_TASK_
Pictures do not belong in the copy; transcribe everything else in the records exactly.

(Data entries)
□ □ □ □
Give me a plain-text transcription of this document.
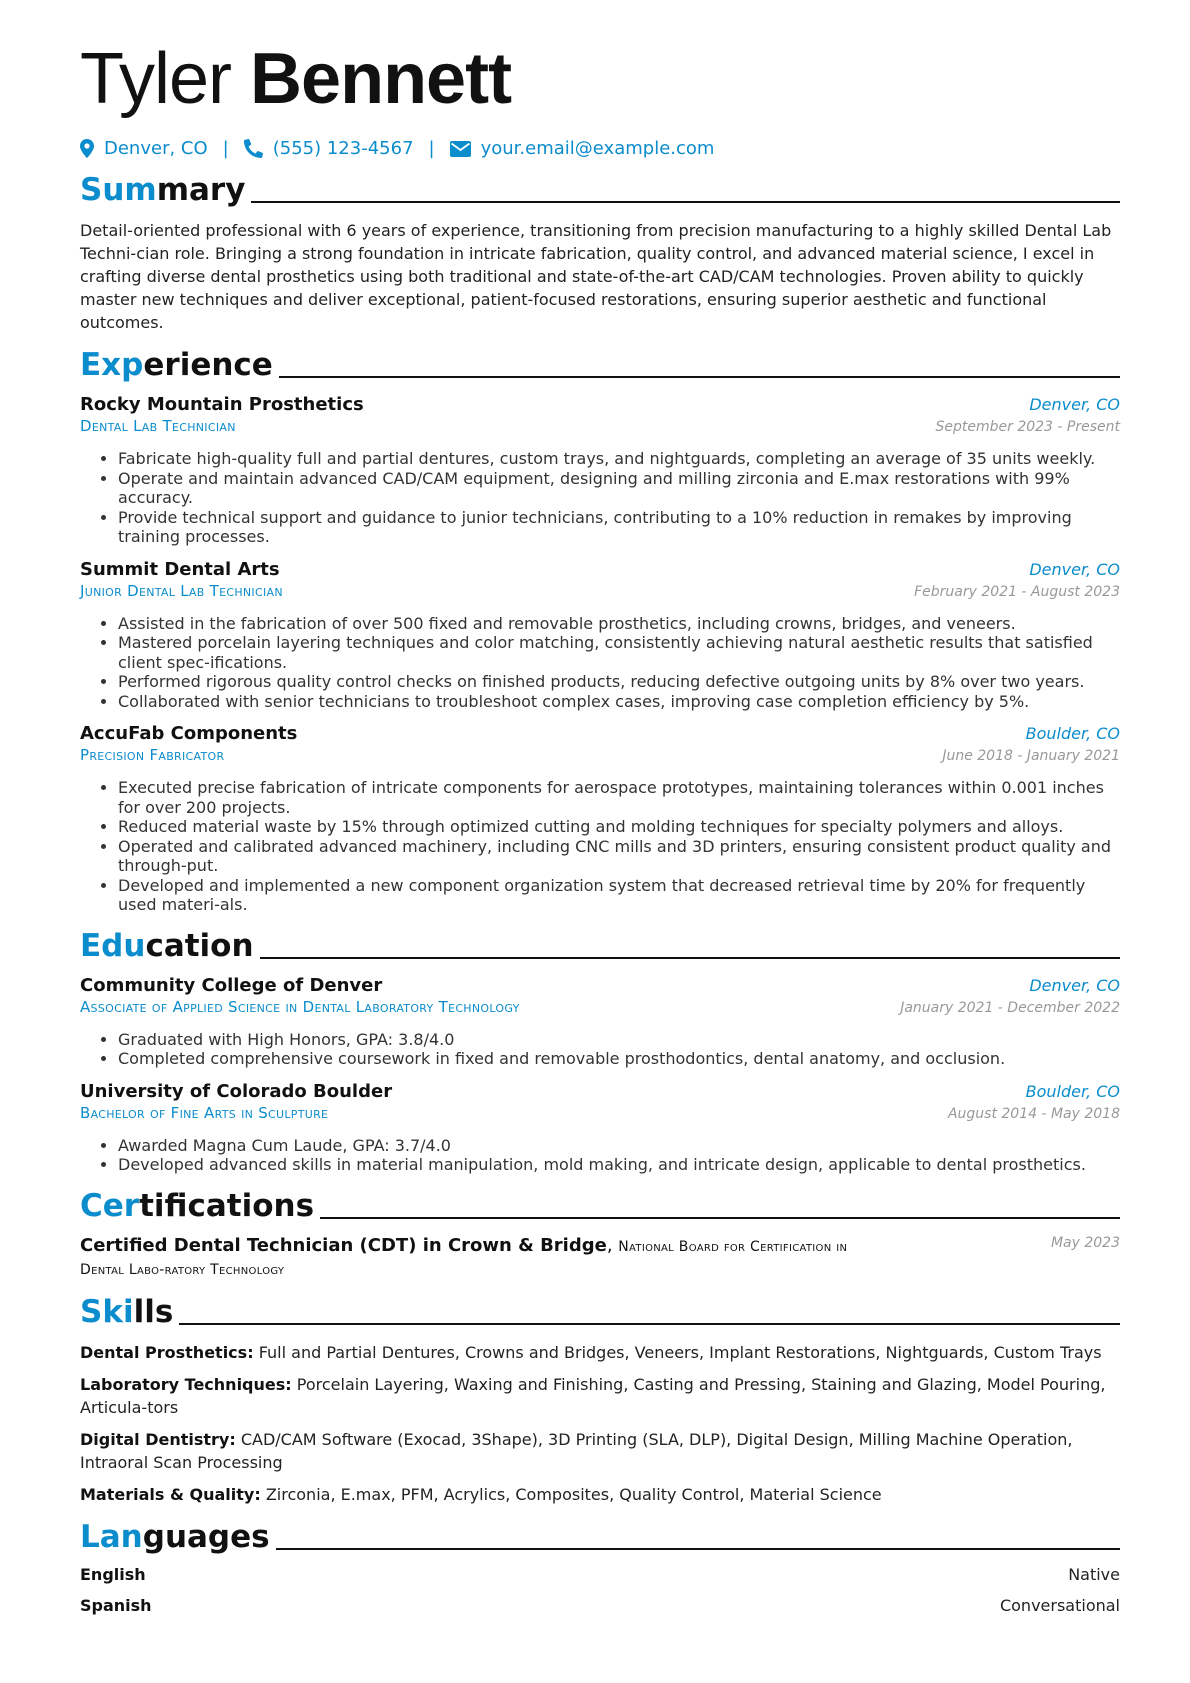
Tyler Bennett
Denver, CO | (555) 123-4567 |	your.email@example.com
Summary

Detail-oriented professional with 6 years of experience, transitioning from precision manufacturing to a highly skilled Dental Lab Techni-cian role. Bringing a strong foundation in intricate fabrication, quality control, and advanced material science, I excel in crafting diverse dental prosthetics using both traditional and state-of-the-art CAD/CAM technologies. Proven ability to quickly master new techniques and deliver exceptional, patient-focused restorations, ensuring superior aesthetic and functional outcomes.

Experience
Rocky Mountain Prosthetics	Denver, CO
Dental Lab Technician	September 2023 - Present
• Fabricate high-quality full and partial dentures, custom trays, and nightguards, completing an average of 35 units weekly.
• Operate and maintain advanced CAD/CAM equipment, designing and milling zirconia and E.max restorations with 99% accuracy.
• Provide technical support and guidance to junior technicians, contributing to a 10% reduction in remakes by improving training processes.
Summit Dental Arts	Denver, CO
Junior Dental Lab Technician	February 2021 - August 2023
• Assisted in the fabrication of over 500 fixed and removable prosthetics, including crowns, bridges, and veneers.
• Mastered porcelain layering techniques and color matching, consistently achieving natural aesthetic results that satisfied client spec-ifications.
• Performed rigorous quality control checks on finished products, reducing defective outgoing units by 8% over two years.
• Collaborated with senior technicians to troubleshoot complex cases, improving case completion efficiency by 5%.
AccuFab Components	Boulder, CO
Precision Fabricator	June 2018 - January 2021
• Executed precise fabrication of intricate components for aerospace prototypes, maintaining tolerances within 0.001 inches for over 200 projects.
• Reduced material waste by 15% through optimized cutting and molding techniques for specialty polymers and alloys.
• Operated and calibrated advanced machinery, including CNC mills and 3D printers, ensuring consistent product quality and through-put.
• Developed and implemented a new component organization system that decreased retrieval time by 20% for frequently used materi-als.
Education
Community College of Denver	Denver, CO
Associate of Applied Science in Dental Laboratory Technology	January 2021 - December 2022
• Graduated with High Honors, GPA: 3.8/4.0
• Completed comprehensive coursework in fixed and removable prosthodontics, dental anatomy, and occlusion.
University of Colorado Boulder	Boulder, CO
Bachelor of Fine Arts in Sculpture	August 2014 - May 2018
• Awarded Magna Cum Laude, GPA: 3.7/4.0
• Developed advanced skills in material manipulation, mold making, and intricate design, applicable to dental prosthetics.
Certifications
Certified Dental Technician (CDT) in Crown & Bridge, National Board for Certification in Dental Labo-ratory Technology
May 2023
Skills
Dental Prosthetics: Full and Partial Dentures, Crowns and Bridges, Veneers, Implant Restorations, Nightguards, Custom Trays
Laboratory Techniques: Porcelain Layering, Waxing and Finishing, Casting and Pressing, Staining and Glazing, Model Pouring, Articula-tors
Digital Dentistry: CAD/CAM Software (Exocad, 3Shape), 3D Printing (SLA, DLP), Digital Design, Milling Machine Operation, Intraoral Scan Processing
Materials & Quality: Zirconia, E.max, PFM, Acrylics, Composites, Quality Control, Material Science
Languages
English	Native
Spanish	Conversational
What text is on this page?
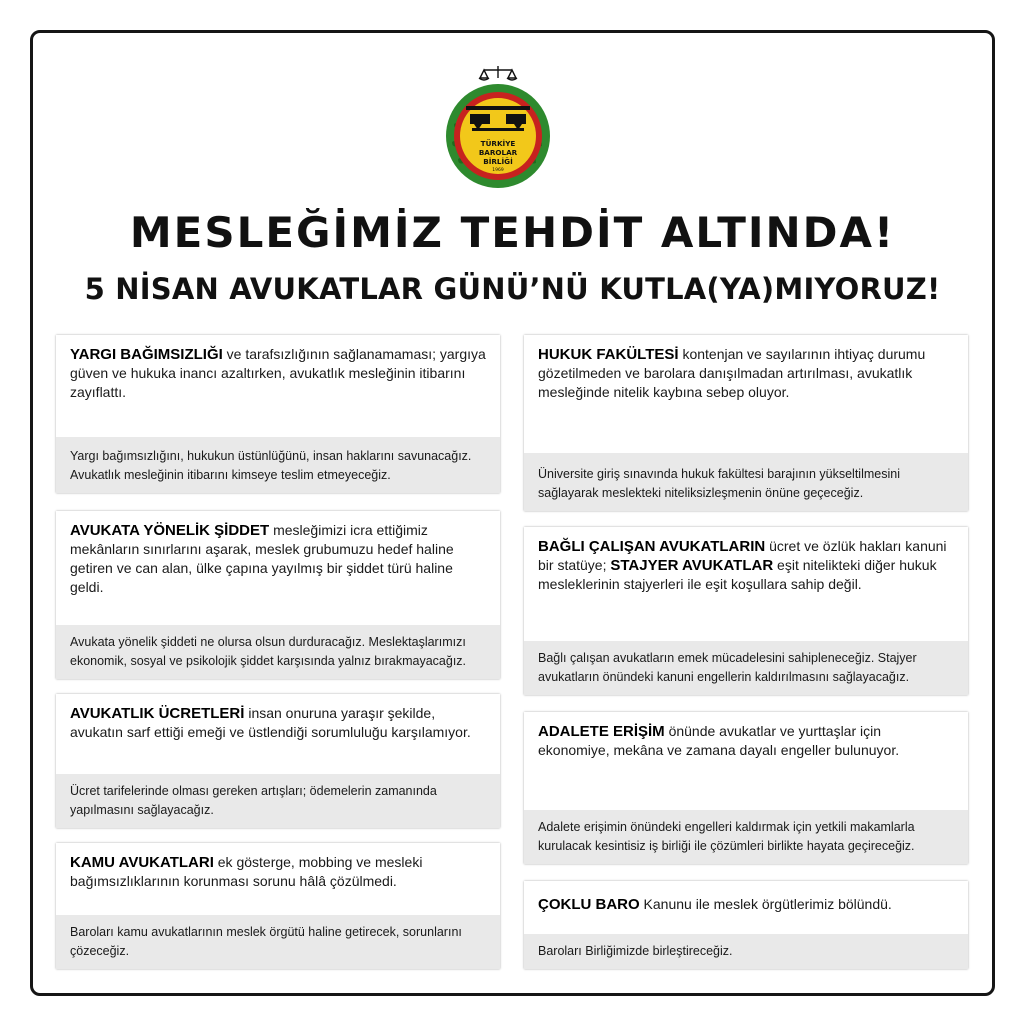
TÜRKİYE
BAROLAR
BİRLİĞİ
1969
MESLEĞİMİZ TEHDİT ALTINDA!
5 NİSAN AVUKATLAR GÜNÜ’NÜ KUTLA(YA)MIYORUZ!
YARGI BAĞIMSIZLIĞI ve tarafsızlığının sağlanamaması; yargıya güven ve hukuka inancı azaltırken, avukatlık mesleğinin itibarını zayıflattı.
Yargı bağımsızlığını, hukukun üstünlüğünü, insan haklarını savunacağız. Avukatlık mesleğinin itibarını kimseye teslim etmeyeceğiz.
AVUKATA YÖNELİK ŞİDDET mesleğimizi icra ettiğimiz mekânların sınırlarını aşarak, meslek grubumuzu hedef haline getiren ve can alan, ülke çapına yayılmış bir şiddet türü haline geldi.
Avukata yönelik şiddeti ne olursa olsun durduracağız. Meslektaşlarımızı ekonomik, sosyal ve psikolojik şiddet karşısında yalnız bırakmayacağız.
AVUKATLIK ÜCRETLERİ insan onuruna yaraşır şekilde, avukatın sarf ettiği emeği ve üstlendiği sorumluluğu karşılamıyor.
Ücret tarifelerinde olması gereken artışları; ödemelerin zamanında yapılmasını sağlayacağız.
KAMU AVUKATLARI ek gösterge, mobbing ve mesleki bağımsızlıklarının korunması sorunu hâlâ çözülmedi.
Baroları kamu avukatlarının meslek örgütü haline getirecek, sorunlarını çözeceğiz.
HUKUK FAKÜLTESİ kontenjan ve sayılarının ihtiyaç durumu gözetilmeden ve barolara danışılmadan artırılması, avukatlık mesleğinde nitelik kaybına sebep oluyor.
Üniversite giriş sınavında hukuk fakültesi barajının yükseltilmesini sağlayarak meslekteki niteliksizleşmenin önüne geçeceğiz.
BAĞLI ÇALIŞAN AVUKATLARIN ücret ve özlük hakları kanuni bir statüye; STAJYER AVUKATLAR eşit nitelikteki diğer hukuk mesleklerinin stajyerleri ile eşit koşullara sahip değil.
Bağlı çalışan avukatların emek mücadelesini sahipleneceğiz. Stajyer avukatların önündeki kanuni engellerin kaldırılmasını sağlayacağız.
ADALETE ERİŞİM önünde avukatlar ve yurttaşlar için ekonomiye, mekâna ve zamana dayalı engeller bulunuyor.
Adalete erişimin önündeki engelleri kaldırmak için yetkili makamlarla kurulacak kesintisiz iş birliği ile çözümleri birlikte hayata geçireceğiz.
ÇOKLU BARO Kanunu ile meslek örgütlerimiz bölündü.
Baroları Birliğimizde birleştireceğiz.
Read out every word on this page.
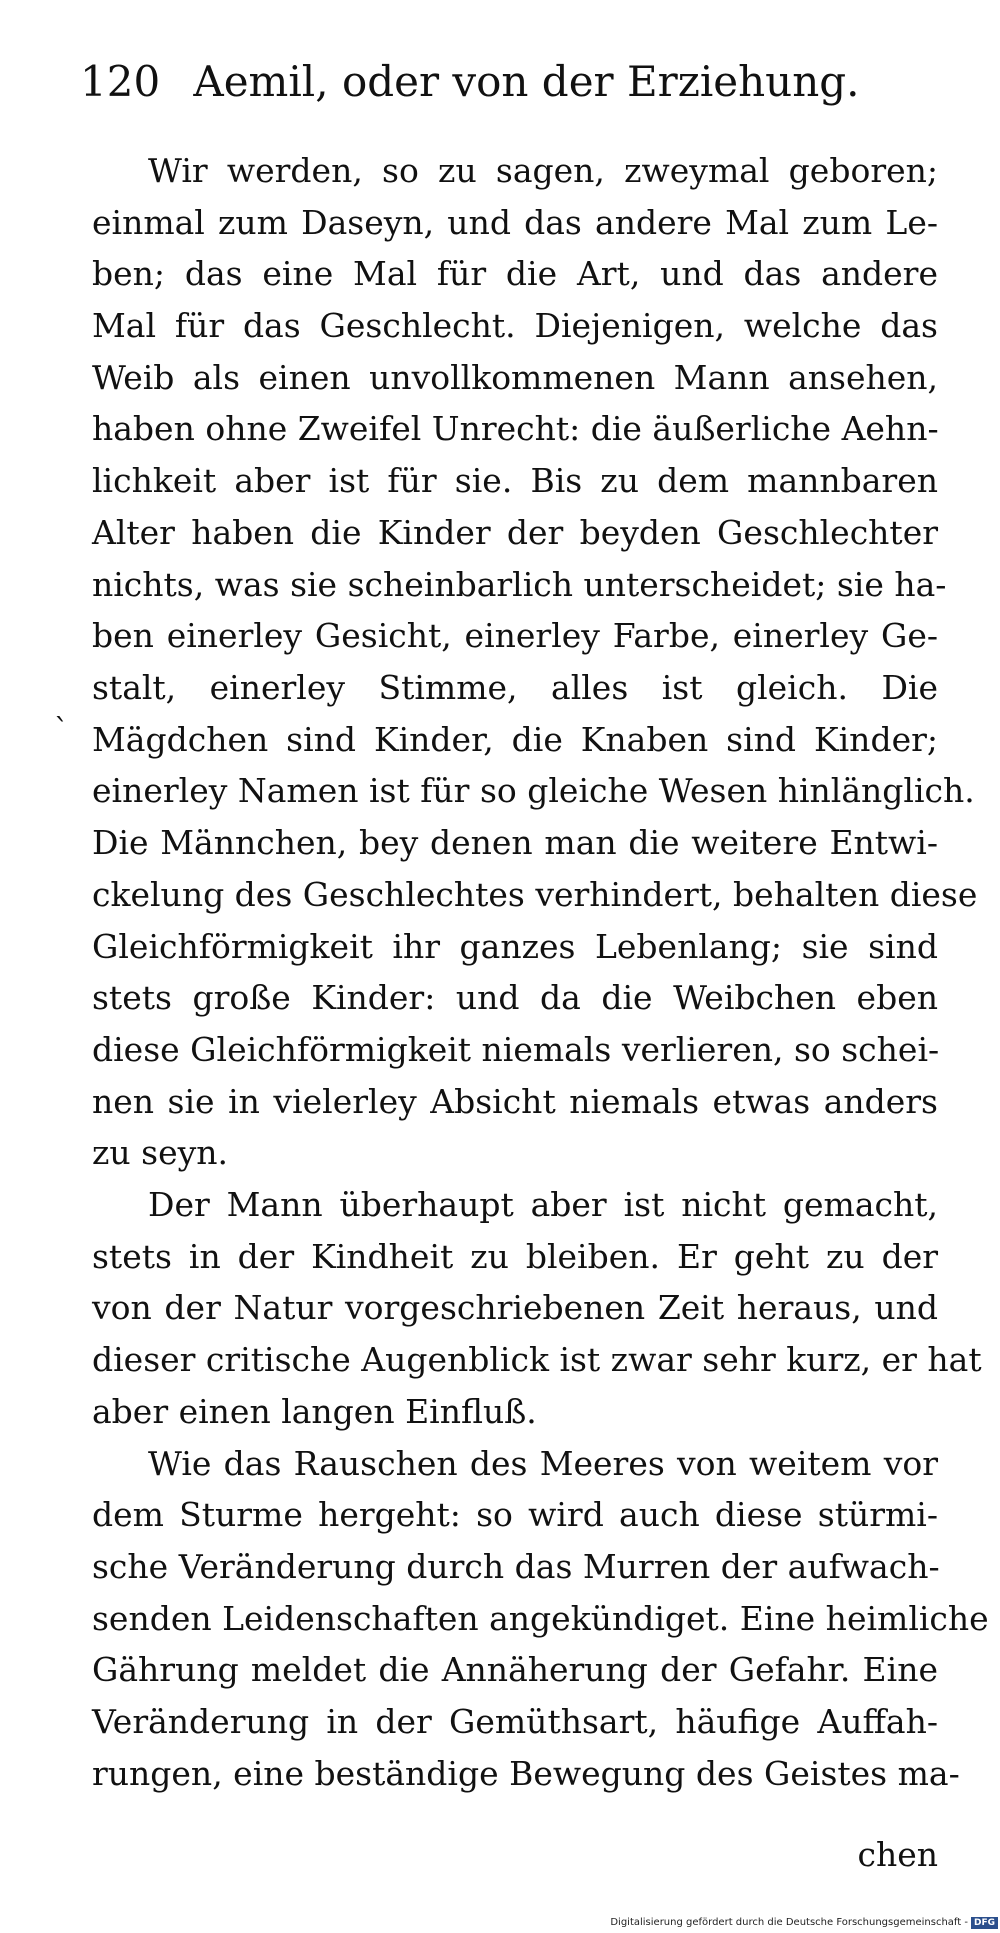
120 Aemil, oder von der Erziehung.
Wir werden, so zu sagen, zweymal geboren;
einmal zum Daseyn, und das andere Mal zum Le-
ben; das eine Mal für die Art, und das andere
Mal für das Geschlecht. Diejenigen, welche das
Weib als einen unvollkommenen Mann ansehen,
haben ohne Zweifel Unrecht: die äußerliche Aehn-
lichkeit aber ist für sie. Bis zu dem mannbaren
Alter haben die Kinder der beyden Geschlechter
nichts, was sie scheinbarlich unterscheidet; sie ha-
ben einerley Gesicht, einerley Farbe, einerley Ge-
stalt, einerley Stimme, alles ist gleich. Die
Mägdchen sind Kinder, die Knaben sind Kinder;
einerley Namen ist für so gleiche Wesen hinlänglich.
Die Männchen, bey denen man die weitere Entwi-
ckelung des Geschlechtes verhindert, behalten diese
Gleichförmigkeit ihr ganzes Lebenlang; sie sind
stets große Kinder: und da die Weibchen eben
diese Gleichförmigkeit niemals verlieren, so schei-
nen sie in vielerley Absicht niemals etwas anders
zu seyn.
Der Mann überhaupt aber ist nicht gemacht,
stets in der Kindheit zu bleiben. Er geht zu der
von der Natur vorgeschriebenen Zeit heraus, und
dieser critische Augenblick ist zwar sehr kurz, er hat
aber einen langen Einfluß.
Wie das Rauschen des Meeres von weitem vor
dem Sturme hergeht: so wird auch diese stürmi-
sche Veränderung durch das Murren der aufwach-
senden Leidenschaften angekündiget. Eine heimliche
Gährung meldet die Annäherung der Gefahr. Eine
Veränderung in der Gemüthsart, häufige Auffah-
rungen, eine beständige Bewegung des Geistes ma-
ˋ
chen
Digitalisierung gefördert durch die Deutsche Forschungsgemeinschaft - DFG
□ □ □ □
_FULL RESPONSE_
Give me a plain-text transcription of this document.
Tyler Bennett
Denver, CO | (555) 123-4567 |	your.email@example.com
Summary

Detail-oriented professional with 6 years of experience, transitioning from precision manufacturing to a highly skilled Dental Lab Techni-cian role. Bringing a strong foundation in intricate fabrication, quality control, and advanced material science, I excel in crafting diverse dental prosthetics using both traditional and state-of-the-art CAD/CAM technologies. Proven ability to quickly master new techniques and deliver exceptional, patient-focused restorations, ensuring superior aesthetic and functional outcomes.

Experience
Rocky Mountain Prosthetics	Denver, CO
Dental Lab Technician	September 2023 - Present
• Fabricate high-quality full and partial dentures, custom trays, and nightguards, completing an average of 35 units weekly.
• Operate and maintain advanced CAD/CAM equipment, designing and milling zirconia and E.max restorations with 99% accuracy.
• Provide technical support and guidance to junior technicians, contributing to a 10% reduction in remakes by improving training processes.
Summit Dental Arts	Denver, CO
Junior Dental Lab Technician	February 2021 - August 2023
• Assisted in the fabrication of over 500 fixed and removable prosthetics, including crowns, bridges, and veneers.
• Mastered porcelain layering techniques and color matching, consistently achieving natural aesthetic results that satisfied client spec-ifications.
• Performed rigorous quality control checks on finished products, reducing defective outgoing units by 8% over two years.
• Collaborated with senior technicians to troubleshoot complex cases, improving case completion efficiency by 5%.
AccuFab Components	Boulder, CO
Precision Fabricator	June 2018 - January 2021
• Executed precise fabrication of intricate components for aerospace prototypes, maintaining tolerances within 0.001 inches for over 200 projects.
• Reduced material waste by 15% through optimized cutting and molding techniques for specialty polymers and alloys.
• Operated and calibrated advanced machinery, including CNC mills and 3D printers, ensuring consistent product quality and through-put.
• Developed and implemented a new component organization system that decreased retrieval time by 20% for frequently used materi-als.
Education
Community College of Denver	Denver, CO
Associate of Applied Science in Dental Laboratory Technology	January 2021 - December 2022
• Graduated with High Honors, GPA: 3.8/4.0
• Completed comprehensive coursework in fixed and removable prosthodontics, dental anatomy, and occlusion.
University of Colorado Boulder	Boulder, CO
Bachelor of Fine Arts in Sculpture	August 2014 - May 2018
• Awarded Magna Cum Laude, GPA: 3.7/4.0
• Developed advanced skills in material manipulation, mold making, and intricate design, applicable to dental prosthetics.
Certifications
Certified Dental Technician (CDT) in Crown & Bridge, National Board for Certification in Dental Labo-ratory Technology
May 2023
Skills
Dental Prosthetics: Full and Partial Dentures, Crowns and Bridges, Veneers, Implant Restorations, Nightguards, Custom Trays
Laboratory Techniques: Porcelain Layering, Waxing and Finishing, Casting and Pressing, Staining and Glazing, Model Pouring, Articula-tors
Digital Dentistry: CAD/CAM Software (Exocad, 3Shape), 3D Printing (SLA, DLP), Digital Design, Milling Machine Operation, Intraoral Scan Processing
Materials & Quality: Zirconia, E.max, PFM, Acrylics, Composites, Quality Control, Material Science
Languages
English	Native
Spanish	Conversational
What text is on this page?
TÜRKİYE
BAROLAR
BİRLİĞİ
1969
MESLEĞİMİZ TEHDİT ALTINDA!
5 NİSAN AVUKATLAR GÜNÜ’NÜ KUTLA(YA)MIYORUZ!
YARGI BAĞIMSIZLIĞI ve tarafsızlığının sağlanamaması; yargıya güven ve hukuka inancı azaltırken, avukatlık mesleğinin itibarını zayıflattı.
Yargı bağımsızlığını, hukukun üstünlüğünü, insan haklarını savunacağız. Avukatlık mesleğinin itibarını kimseye teslim etmeyeceğiz.
AVUKATA YÖNELİK ŞİDDET mesleğimizi icra ettiğimiz mekânların sınırlarını aşarak, meslek grubumuzu hedef haline getiren ve can alan, ülke çapına yayılmış bir şiddet türü haline geldi.
Avukata yönelik şiddeti ne olursa olsun durduracağız. Meslektaşlarımızı ekonomik, sosyal ve psikolojik şiddet karşısında yalnız bırakmayacağız.
AVUKATLIK ÜCRETLERİ insan onuruna yaraşır şekilde, avukatın sarf ettiği emeği ve üstlendiği sorumluluğu karşılamıyor.
Ücret tarifelerinde olması gereken artışları; ödemelerin zamanında yapılmasını sağlayacağız.
KAMU AVUKATLARI ek gösterge, mobbing ve mesleki bağımsızlıklarının korunması sorunu hâlâ çözülmedi.
Baroları kamu avukatlarının meslek örgütü haline getirecek, sorunlarını çözeceğiz.
HUKUK FAKÜLTESİ kontenjan ve sayılarının ihtiyaç durumu gözetilmeden ve barolara danışılmadan artırılması, avukatlık mesleğinde nitelik kaybına sebep oluyor.
Üniversite giriş sınavında hukuk fakültesi barajının yükseltilmesini sağlayarak meslekteki niteliksizleşmenin önüne geçeceğiz.
BAĞLI ÇALIŞAN AVUKATLARIN ücret ve özlük hakları kanuni bir statüye; STAJYER AVUKATLAR eşit nitelikteki diğer hukuk mesleklerinin stajyerleri ile eşit koşullara sahip değil.
Bağlı çalışan avukatların emek mücadelesini sahipleneceğiz. Stajyer avukatların önündeki kanuni engellerin kaldırılmasını sağlayacağız.
ADALETE ERİŞİM önünde avukatlar ve yurttaşlar için ekonomiye, mekâna ve zamana dayalı engeller bulunuyor.
Adalete erişimin önündeki engelleri kaldırmak için yetkili makamlarla kurulacak kesintisiz iş birliği ile çözümleri birlikte hayata geçireceğiz.
ÇOKLU BARO Kanunu ile meslek örgütlerimiz bölündü.
Baroları Birliğimizde birleştireceğiz.
Read out every word on this page.
120 Aemil, oder von der Erziehung.
Wir werden, so zu sagen, zweymal geboren;
einmal zum Daseyn, und das andere Mal zum Le-
ben; das eine Mal für die Art, und das andere
Mal für das Geschlecht. Diejenigen, welche das
Weib als einen unvollkommenen Mann ansehen,
haben ohne Zweifel Unrecht: die äußerliche Aehn-
lichkeit aber ist für sie. Bis zu dem mannbaren
Alter haben die Kinder der beyden Geschlechter
nichts, was sie scheinbarlich unterscheidet; sie ha-
ben einerley Gesicht, einerley Farbe, einerley Ge-
stalt, einerley Stimme, alles ist gleich. Die
Mägdchen sind Kinder, die Knaben sind Kinder;
einerley Namen ist für so gleiche Wesen hinlänglich.
Die Männchen, bey denen man die weitere Entwi-
ckelung des Geschlechtes verhindert, behalten diese
Gleichförmigkeit ihr ganzes Lebenlang; sie sind
stets große Kinder: und da die Weibchen eben
diese Gleichförmigkeit niemals verlieren, so schei-
nen sie in vielerley Absicht niemals etwas anders
zu seyn.
Der Mann überhaupt aber ist nicht gemacht,
stets in der Kindheit zu bleiben. Er geht zu der
von der Natur vorgeschriebenen Zeit heraus, und
dieser critische Augenblick ist zwar sehr kurz, er hat
aber einen langen Einfluß.
Wie das Rauschen des Meeres von weitem vor
dem Sturme hergeht: so wird auch diese stürmi-
sche Veränderung durch das Murren der aufwach-
senden Leidenschaften angekündiget. Eine heimliche
Gährung meldet die Annäherung der Gefahr. Eine
Veränderung in der Gemüthsart, häufige Auffah-
rungen, eine beständige Bewegung des Geistes ma-
ˋ
chen
Digitalisierung gefördert durch die Deutsche Forschungsgemeinschaft - DFG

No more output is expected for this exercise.